• WHAT YOU HAVE TO DO: Below is a block of records; return all of them exactly, but without the images.

[RECORDS FOR THIS EXERCISE start]

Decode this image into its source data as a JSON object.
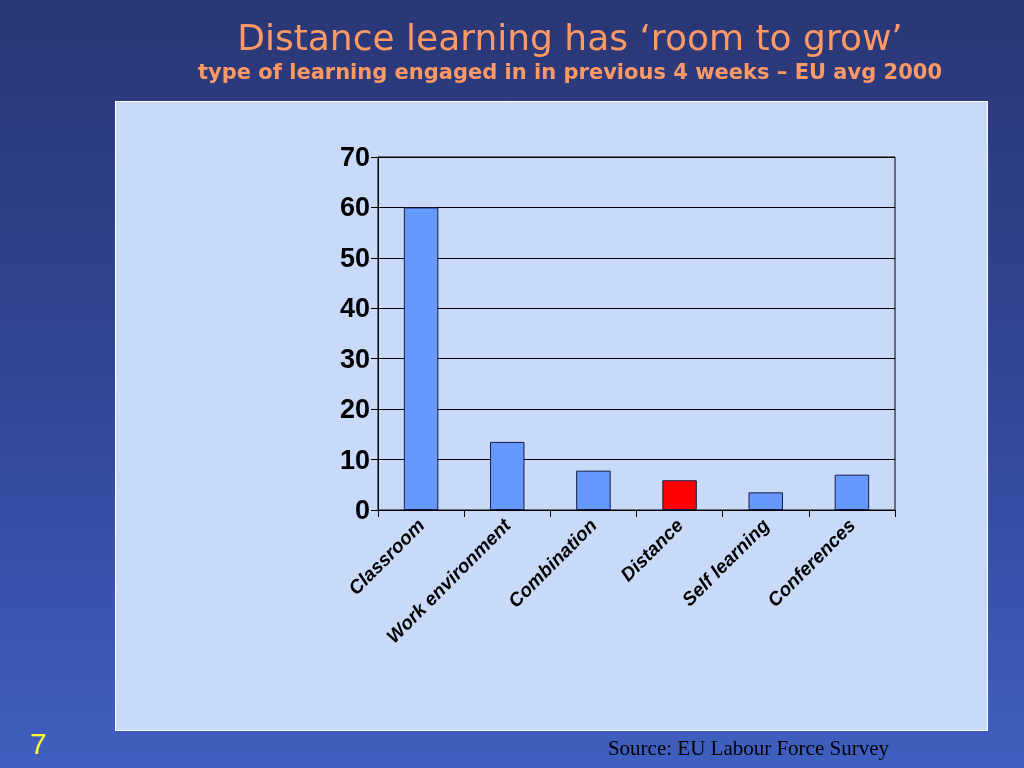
{
  "chart_data": {
    "type": "bar",
    "title": "Distance learning has ‘room to grow’",
    "subtitle": "type of learning engaged in in previous 4 weeks – EU avg 2000",
    "categories": [
      "Classroom",
      "Work environment",
      "Combination",
      "Distance",
      "Self learning",
      "Conferences"
    ],
    "values": [
      60,
      13.5,
      7.8,
      5.9,
      3.5,
      7.0
    ],
    "colors": [
      "#6699ff",
      "#6699ff",
      "#6699ff",
      "#ff0000",
      "#6699ff",
      "#6699ff"
    ],
    "ylim": [
      0,
      70
    ],
    "yticks": [
      0,
      10,
      20,
      30,
      40,
      50,
      60,
      70
    ],
    "grid": "y",
    "annotations": [
      "Source: EU Labour Force Survey",
      "7"
    ]
  }
}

[RECORDS FOR THIS EXERCISE end]

• FINAL RESULT:
Decode this image into its source data as a JSON object.
{
  "chart_data": {
    "type": "bar",
    "title": "Distance learning has ‘room to grow’",
    "subtitle": "type of learning engaged in in previous 4 weeks – EU avg 2000",
    "categories": [
      "Classroom",
      "Work environment",
      "Combination",
      "Distance",
      "Self learning",
      "Conferences"
    ],
    "values": [
      60,
      13.5,
      7.8,
      5.9,
      3.5,
      7.0
    ],
    "colors": [
      "#6699ff",
      "#6699ff",
      "#6699ff",
      "#ff0000",
      "#6699ff",
      "#6699ff"
    ],
    "ylim": [
      0,
      70
    ],
    "yticks": [
      0,
      10,
      20,
      30,
      40,
      50,
      60,
      70
    ],
    "grid": "y",
    "annotations": [
      "Source: EU Labour Force Survey",
      "7"
    ]
  }
}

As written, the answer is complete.